--- Required work ---
Repeat the whole listing exactly.

--- Listed records ---
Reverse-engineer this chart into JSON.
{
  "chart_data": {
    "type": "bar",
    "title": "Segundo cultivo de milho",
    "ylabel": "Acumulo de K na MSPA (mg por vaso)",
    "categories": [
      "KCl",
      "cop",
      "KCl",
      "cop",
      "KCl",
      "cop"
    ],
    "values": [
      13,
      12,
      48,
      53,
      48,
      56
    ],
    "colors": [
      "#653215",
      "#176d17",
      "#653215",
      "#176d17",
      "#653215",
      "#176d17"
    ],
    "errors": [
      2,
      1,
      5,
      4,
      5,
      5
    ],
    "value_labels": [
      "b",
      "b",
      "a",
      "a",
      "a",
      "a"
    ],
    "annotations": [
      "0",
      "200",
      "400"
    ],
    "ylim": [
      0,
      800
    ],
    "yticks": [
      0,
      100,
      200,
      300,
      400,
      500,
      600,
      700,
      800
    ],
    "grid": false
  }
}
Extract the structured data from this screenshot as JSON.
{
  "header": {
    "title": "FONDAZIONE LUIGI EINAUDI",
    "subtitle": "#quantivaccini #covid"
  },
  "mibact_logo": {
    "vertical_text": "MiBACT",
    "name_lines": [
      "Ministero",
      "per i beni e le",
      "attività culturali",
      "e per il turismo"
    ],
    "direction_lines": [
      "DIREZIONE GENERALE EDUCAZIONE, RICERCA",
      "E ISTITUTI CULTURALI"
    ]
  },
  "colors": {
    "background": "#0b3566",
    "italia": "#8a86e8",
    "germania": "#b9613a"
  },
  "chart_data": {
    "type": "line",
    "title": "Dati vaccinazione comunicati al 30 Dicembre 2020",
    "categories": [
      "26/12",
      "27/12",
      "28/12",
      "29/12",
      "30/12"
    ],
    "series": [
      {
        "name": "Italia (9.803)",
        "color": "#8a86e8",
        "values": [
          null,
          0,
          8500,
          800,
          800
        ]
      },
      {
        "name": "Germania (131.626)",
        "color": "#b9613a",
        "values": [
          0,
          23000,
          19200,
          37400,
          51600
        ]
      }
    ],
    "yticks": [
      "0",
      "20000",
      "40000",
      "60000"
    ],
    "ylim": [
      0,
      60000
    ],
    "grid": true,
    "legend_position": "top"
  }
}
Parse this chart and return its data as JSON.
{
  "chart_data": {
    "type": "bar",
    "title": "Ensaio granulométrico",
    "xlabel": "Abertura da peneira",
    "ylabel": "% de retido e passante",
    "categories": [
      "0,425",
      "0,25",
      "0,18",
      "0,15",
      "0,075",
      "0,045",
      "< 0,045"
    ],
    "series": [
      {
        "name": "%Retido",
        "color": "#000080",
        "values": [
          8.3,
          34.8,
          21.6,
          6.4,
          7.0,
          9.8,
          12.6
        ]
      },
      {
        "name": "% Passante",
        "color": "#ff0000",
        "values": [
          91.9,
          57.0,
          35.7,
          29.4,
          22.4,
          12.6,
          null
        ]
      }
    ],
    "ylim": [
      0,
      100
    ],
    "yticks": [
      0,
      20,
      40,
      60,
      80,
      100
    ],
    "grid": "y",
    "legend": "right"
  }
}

--- The solution ---
Reverse-engineer this chart into JSON.
{
  "chart_data": {
    "type": "bar",
    "title": "Segundo cultivo de milho",
    "ylabel": "Acumulo de K na MSPA (mg por vaso)",
    "categories": [
      "KCl",
      "cop",
      "KCl",
      "cop",
      "KCl",
      "cop"
    ],
    "values": [
      13,
      12,
      48,
      53,
      48,
      56
    ],
    "colors": [
      "#653215",
      "#176d17",
      "#653215",
      "#176d17",
      "#653215",
      "#176d17"
    ],
    "errors": [
      2,
      1,
      5,
      4,
      5,
      5
    ],
    "value_labels": [
      "b",
      "b",
      "a",
      "a",
      "a",
      "a"
    ],
    "annotations": [
      "0",
      "200",
      "400"
    ],
    "ylim": [
      0,
      800
    ],
    "yticks": [
      0,
      100,
      200,
      300,
      400,
      500,
      600,
      700,
      800
    ],
    "grid": false
  }
}
Extract the structured data from this screenshot as JSON.
{
  "header": {
    "title": "FONDAZIONE LUIGI EINAUDI",
    "subtitle": "#quantivaccini #covid"
  },
  "mibact_logo": {
    "vertical_text": "MiBACT",
    "name_lines": [
      "Ministero",
      "per i beni e le",
      "attività culturali",
      "e per il turismo"
    ],
    "direction_lines": [
      "DIREZIONE GENERALE EDUCAZIONE, RICERCA",
      "E ISTITUTI CULTURALI"
    ]
  },
  "colors": {
    "background": "#0b3566",
    "italia": "#8a86e8",
    "germania": "#b9613a"
  },
  "chart_data": {
    "type": "line",
    "title": "Dati vaccinazione comunicati al 30 Dicembre 2020",
    "categories": [
      "26/12",
      "27/12",
      "28/12",
      "29/12",
      "30/12"
    ],
    "series": [
      {
        "name": "Italia (9.803)",
        "color": "#8a86e8",
        "values": [
          null,
          0,
          8500,
          800,
          800
        ]
      },
      {
        "name": "Germania (131.626)",
        "color": "#b9613a",
        "values": [
          0,
          23000,
          19200,
          37400,
          51600
        ]
      }
    ],
    "yticks": [
      "0",
      "20000",
      "40000",
      "60000"
    ],
    "ylim": [
      0,
      60000
    ],
    "grid": true,
    "legend_position": "top"
  }
}
Parse this chart and return its data as JSON.
{
  "chart_data": {
    "type": "bar",
    "title": "Ensaio granulométrico",
    "xlabel": "Abertura da peneira",
    "ylabel": "% de retido e passante",
    "categories": [
      "0,425",
      "0,25",
      "0,18",
      "0,15",
      "0,075",
      "0,045",
      "< 0,045"
    ],
    "series": [
      {
        "name": "%Retido",
        "color": "#000080",
        "values": [
          8.3,
          34.8,
          21.6,
          6.4,
          7.0,
          9.8,
          12.6
        ]
      },
      {
        "name": "% Passante",
        "color": "#ff0000",
        "values": [
          91.9,
          57.0,
          35.7,
          29.4,
          22.4,
          12.6,
          null
        ]
      }
    ],
    "ylim": [
      0,
      100
    ],
    "yticks": [
      0,
      20,
      40,
      60,
      80,
      100
    ],
    "grid": "y",
    "legend": "right"
  }
}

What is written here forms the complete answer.